── Data supplied ──
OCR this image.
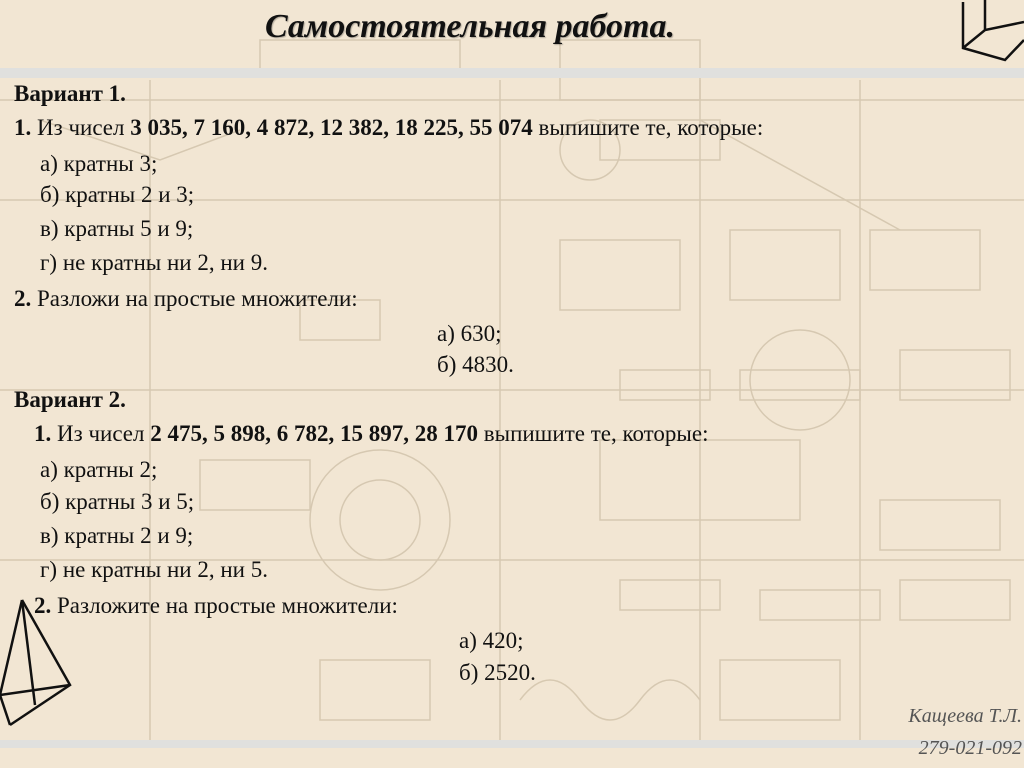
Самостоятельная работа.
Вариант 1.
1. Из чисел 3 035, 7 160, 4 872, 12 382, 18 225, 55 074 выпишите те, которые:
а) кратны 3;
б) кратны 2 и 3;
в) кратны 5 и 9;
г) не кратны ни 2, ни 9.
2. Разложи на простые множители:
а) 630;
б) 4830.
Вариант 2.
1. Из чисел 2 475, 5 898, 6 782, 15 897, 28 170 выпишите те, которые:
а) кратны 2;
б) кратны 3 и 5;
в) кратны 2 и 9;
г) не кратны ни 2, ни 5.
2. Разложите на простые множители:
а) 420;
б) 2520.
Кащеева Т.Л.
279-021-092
───
> Goal of the exercise
Identify which lines contain the word "множители" and copy each one.

> Result of this task
2. Разложи на простые множители:
2. Разложите на простые множители:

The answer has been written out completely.